Items listed in a dataset:
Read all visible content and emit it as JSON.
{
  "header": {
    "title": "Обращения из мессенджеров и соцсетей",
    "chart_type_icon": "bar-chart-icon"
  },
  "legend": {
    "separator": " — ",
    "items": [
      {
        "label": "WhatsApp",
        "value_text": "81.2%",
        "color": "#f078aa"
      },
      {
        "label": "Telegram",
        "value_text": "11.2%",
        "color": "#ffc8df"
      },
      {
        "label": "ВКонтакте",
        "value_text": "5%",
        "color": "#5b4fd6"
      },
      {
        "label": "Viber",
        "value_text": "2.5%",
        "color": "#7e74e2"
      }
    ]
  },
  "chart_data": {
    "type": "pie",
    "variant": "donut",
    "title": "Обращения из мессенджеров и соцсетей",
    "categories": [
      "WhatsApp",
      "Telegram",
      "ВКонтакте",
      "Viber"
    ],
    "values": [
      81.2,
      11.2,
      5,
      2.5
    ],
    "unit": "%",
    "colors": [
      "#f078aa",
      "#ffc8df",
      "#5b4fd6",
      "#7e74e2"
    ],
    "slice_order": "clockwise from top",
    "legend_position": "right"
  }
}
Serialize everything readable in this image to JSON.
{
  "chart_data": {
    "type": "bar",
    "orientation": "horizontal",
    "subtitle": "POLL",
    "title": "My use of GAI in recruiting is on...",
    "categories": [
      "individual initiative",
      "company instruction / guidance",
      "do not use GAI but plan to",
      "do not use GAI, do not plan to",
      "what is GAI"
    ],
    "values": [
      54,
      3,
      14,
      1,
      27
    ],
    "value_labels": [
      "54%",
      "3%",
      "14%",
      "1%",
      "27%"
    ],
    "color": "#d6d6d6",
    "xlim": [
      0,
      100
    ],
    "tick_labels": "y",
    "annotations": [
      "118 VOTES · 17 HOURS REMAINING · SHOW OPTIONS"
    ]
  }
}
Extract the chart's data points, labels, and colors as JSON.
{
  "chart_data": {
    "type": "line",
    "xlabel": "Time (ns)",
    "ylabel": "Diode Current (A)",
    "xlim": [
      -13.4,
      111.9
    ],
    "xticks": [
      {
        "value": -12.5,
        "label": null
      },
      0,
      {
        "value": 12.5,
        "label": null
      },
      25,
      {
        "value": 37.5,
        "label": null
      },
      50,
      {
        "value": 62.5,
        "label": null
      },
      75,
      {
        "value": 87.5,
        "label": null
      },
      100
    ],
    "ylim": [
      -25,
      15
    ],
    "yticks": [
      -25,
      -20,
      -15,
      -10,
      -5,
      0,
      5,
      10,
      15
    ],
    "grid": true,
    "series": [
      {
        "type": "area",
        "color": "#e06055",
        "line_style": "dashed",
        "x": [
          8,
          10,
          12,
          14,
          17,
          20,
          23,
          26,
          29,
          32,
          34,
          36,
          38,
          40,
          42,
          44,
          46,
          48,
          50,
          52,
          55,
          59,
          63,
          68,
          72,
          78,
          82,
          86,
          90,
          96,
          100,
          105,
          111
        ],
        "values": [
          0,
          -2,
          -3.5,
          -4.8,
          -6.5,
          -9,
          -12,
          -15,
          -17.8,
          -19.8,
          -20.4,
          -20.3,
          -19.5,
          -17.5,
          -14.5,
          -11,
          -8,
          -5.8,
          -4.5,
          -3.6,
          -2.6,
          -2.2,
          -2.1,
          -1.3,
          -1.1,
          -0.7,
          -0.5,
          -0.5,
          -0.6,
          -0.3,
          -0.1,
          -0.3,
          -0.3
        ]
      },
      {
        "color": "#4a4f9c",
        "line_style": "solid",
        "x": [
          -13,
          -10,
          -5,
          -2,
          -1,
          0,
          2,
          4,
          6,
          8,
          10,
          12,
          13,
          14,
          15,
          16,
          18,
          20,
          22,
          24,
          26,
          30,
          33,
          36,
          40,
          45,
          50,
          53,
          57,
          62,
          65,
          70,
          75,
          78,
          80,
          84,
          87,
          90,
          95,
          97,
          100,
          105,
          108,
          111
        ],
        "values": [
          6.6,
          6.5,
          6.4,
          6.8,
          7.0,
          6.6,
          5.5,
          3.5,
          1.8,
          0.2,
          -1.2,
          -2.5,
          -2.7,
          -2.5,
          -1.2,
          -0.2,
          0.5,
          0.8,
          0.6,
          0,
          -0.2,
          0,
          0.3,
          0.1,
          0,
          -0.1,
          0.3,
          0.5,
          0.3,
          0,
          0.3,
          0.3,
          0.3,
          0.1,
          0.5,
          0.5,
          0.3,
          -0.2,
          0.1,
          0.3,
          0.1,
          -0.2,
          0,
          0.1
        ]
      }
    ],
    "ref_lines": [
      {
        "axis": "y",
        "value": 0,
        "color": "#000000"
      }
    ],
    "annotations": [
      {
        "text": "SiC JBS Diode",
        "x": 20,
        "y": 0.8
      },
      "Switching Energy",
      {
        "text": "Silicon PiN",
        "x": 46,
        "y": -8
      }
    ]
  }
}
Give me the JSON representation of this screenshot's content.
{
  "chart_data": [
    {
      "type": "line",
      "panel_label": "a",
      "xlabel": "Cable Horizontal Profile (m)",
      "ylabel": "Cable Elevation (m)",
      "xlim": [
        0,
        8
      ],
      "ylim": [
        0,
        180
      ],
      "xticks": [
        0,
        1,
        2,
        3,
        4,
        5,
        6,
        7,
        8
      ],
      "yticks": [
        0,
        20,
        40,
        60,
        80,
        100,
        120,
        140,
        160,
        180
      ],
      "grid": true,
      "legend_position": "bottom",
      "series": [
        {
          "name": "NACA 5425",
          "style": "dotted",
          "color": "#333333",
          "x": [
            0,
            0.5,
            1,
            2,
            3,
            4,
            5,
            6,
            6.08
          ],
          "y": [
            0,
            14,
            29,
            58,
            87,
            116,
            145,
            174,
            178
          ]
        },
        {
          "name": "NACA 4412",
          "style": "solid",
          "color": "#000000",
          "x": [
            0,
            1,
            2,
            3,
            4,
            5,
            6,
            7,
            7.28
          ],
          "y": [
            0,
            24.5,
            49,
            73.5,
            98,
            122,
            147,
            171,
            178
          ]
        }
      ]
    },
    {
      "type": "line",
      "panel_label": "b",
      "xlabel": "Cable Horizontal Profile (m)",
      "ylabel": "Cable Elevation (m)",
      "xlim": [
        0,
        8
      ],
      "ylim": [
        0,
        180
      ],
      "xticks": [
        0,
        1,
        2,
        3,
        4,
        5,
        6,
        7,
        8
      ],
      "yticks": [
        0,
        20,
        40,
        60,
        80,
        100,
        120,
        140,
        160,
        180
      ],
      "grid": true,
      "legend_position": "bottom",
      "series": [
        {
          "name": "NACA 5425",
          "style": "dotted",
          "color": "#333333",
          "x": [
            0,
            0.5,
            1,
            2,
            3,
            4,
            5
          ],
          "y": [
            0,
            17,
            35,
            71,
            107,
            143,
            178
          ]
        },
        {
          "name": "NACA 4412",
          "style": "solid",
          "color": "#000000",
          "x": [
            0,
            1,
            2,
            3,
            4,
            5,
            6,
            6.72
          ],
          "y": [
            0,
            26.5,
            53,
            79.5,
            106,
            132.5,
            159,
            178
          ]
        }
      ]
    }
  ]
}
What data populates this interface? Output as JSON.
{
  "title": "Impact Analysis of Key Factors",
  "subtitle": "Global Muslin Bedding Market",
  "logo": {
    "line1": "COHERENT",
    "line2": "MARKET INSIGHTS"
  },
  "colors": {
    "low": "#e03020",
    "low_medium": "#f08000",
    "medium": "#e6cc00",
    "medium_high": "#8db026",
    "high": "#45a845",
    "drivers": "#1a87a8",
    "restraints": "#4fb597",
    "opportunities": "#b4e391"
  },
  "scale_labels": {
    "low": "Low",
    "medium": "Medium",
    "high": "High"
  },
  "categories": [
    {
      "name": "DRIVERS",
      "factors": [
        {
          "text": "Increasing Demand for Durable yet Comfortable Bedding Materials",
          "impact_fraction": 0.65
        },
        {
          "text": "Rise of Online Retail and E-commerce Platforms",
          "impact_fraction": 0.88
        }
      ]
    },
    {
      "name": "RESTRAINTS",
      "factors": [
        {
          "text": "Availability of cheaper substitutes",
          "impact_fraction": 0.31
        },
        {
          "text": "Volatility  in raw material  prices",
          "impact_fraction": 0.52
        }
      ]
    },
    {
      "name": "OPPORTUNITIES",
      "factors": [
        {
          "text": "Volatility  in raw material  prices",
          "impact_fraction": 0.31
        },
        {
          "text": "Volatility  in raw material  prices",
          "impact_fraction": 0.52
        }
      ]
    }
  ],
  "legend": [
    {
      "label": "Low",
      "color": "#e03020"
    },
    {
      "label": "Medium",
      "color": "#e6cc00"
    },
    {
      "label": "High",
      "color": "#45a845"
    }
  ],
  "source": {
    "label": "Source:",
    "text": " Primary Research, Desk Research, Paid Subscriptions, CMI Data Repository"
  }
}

**Problem requirements:**
Of all the lines in the entries, how many contain the word "Diode"? Give only the number.

**Exercise solution:**
2